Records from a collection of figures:

....................

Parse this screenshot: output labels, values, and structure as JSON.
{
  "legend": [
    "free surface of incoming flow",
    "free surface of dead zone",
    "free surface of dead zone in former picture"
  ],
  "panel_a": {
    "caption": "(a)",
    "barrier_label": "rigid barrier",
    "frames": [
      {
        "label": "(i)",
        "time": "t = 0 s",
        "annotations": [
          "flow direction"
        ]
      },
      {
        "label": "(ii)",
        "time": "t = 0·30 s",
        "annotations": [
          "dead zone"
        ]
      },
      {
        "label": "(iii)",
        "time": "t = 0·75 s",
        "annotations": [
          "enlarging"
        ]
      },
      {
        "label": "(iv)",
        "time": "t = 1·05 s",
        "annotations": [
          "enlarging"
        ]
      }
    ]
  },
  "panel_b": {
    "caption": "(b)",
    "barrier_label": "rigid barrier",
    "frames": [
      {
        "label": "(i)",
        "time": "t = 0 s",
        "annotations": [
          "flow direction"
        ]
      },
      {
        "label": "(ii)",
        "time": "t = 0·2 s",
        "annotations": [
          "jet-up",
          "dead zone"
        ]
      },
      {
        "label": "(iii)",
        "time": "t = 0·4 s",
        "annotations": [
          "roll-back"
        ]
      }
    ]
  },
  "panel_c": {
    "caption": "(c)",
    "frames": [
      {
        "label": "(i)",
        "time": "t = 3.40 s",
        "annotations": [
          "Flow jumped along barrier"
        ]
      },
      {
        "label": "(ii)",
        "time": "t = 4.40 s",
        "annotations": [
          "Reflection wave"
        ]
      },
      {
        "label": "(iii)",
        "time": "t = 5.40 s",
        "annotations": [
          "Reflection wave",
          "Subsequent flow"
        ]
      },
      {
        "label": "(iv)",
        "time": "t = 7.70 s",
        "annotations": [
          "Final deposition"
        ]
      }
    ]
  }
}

....................

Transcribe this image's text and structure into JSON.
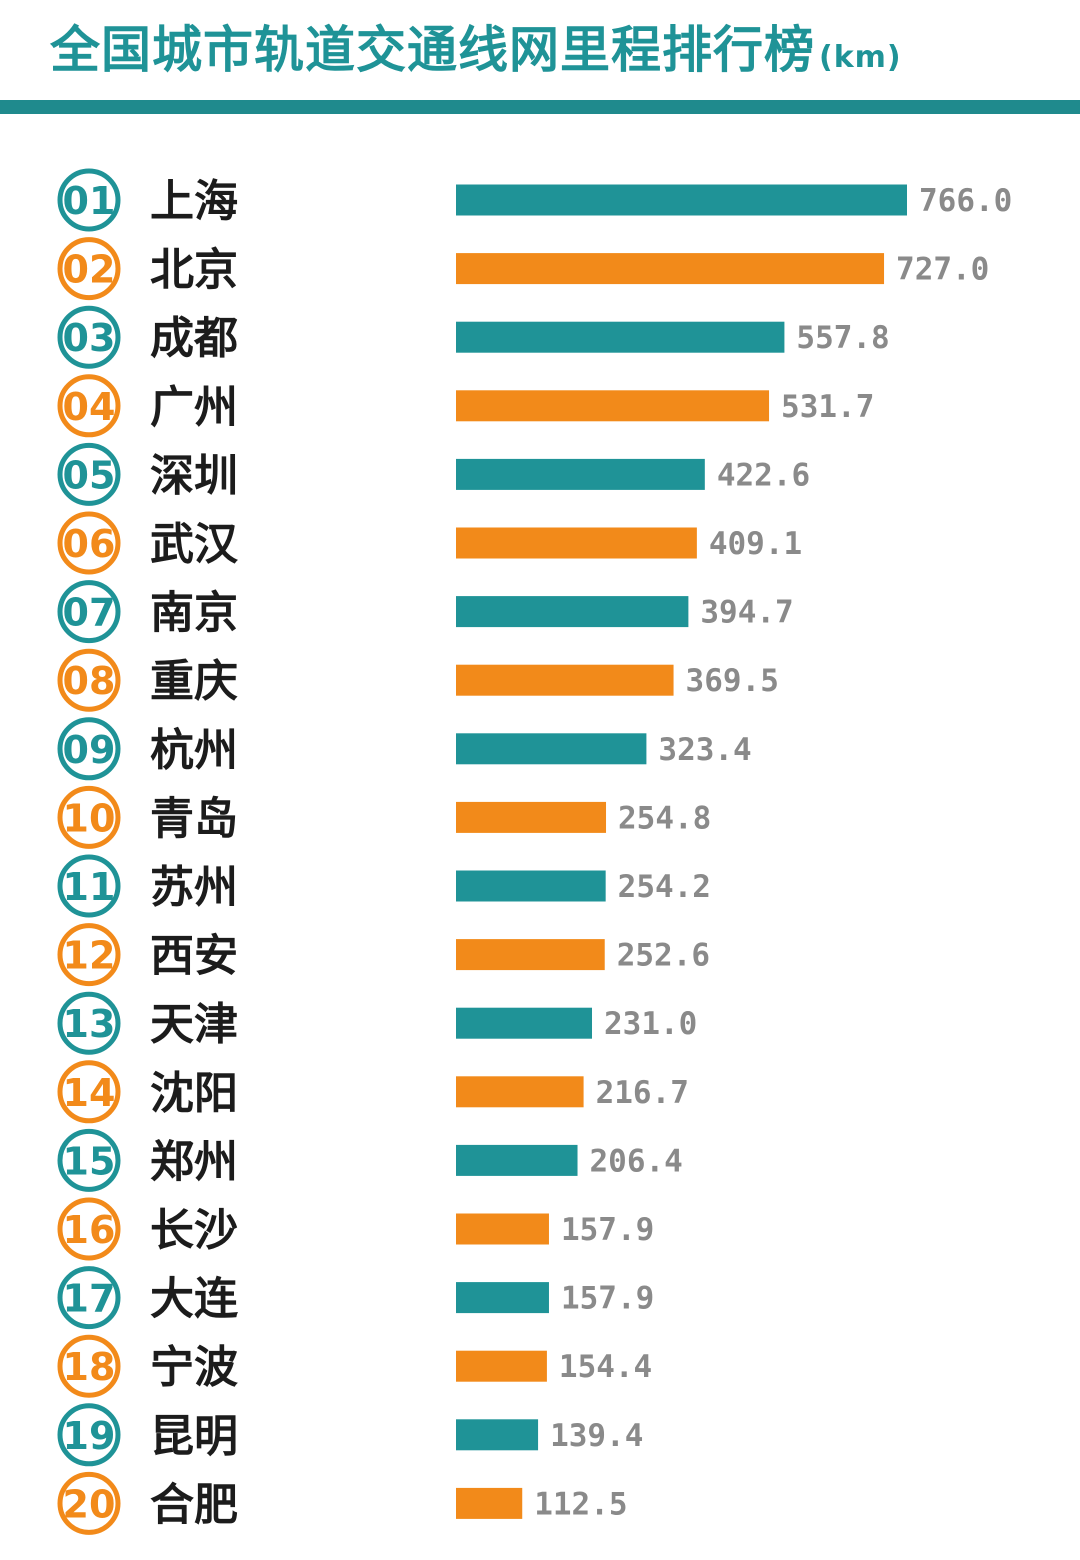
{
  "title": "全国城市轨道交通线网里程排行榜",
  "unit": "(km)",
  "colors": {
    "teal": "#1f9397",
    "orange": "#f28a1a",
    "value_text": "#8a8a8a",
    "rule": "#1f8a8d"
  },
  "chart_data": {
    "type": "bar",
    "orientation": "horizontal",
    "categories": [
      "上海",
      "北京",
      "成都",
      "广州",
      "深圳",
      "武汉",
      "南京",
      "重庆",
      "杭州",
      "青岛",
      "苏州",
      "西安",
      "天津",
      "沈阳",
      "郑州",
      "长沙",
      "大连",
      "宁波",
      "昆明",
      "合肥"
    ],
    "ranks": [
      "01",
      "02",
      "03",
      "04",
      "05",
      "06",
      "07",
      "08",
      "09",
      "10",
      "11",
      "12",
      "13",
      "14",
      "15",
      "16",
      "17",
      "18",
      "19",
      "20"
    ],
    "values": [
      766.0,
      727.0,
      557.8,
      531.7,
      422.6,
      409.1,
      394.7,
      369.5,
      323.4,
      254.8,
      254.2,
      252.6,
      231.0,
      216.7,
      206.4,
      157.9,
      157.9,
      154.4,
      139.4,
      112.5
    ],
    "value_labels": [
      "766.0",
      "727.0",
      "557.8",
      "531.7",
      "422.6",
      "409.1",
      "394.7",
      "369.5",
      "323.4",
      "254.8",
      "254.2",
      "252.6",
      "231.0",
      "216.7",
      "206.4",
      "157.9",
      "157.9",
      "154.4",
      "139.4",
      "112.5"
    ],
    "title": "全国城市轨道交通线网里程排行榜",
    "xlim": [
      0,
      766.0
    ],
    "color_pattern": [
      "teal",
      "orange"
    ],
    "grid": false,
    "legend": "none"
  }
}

....................

INSTRUCTIONS FOR THE TASK:
Determine the number of lines in the listing that hold the word "zone", and supply that number and nothing further.

EXERCISE OUTPUT:
4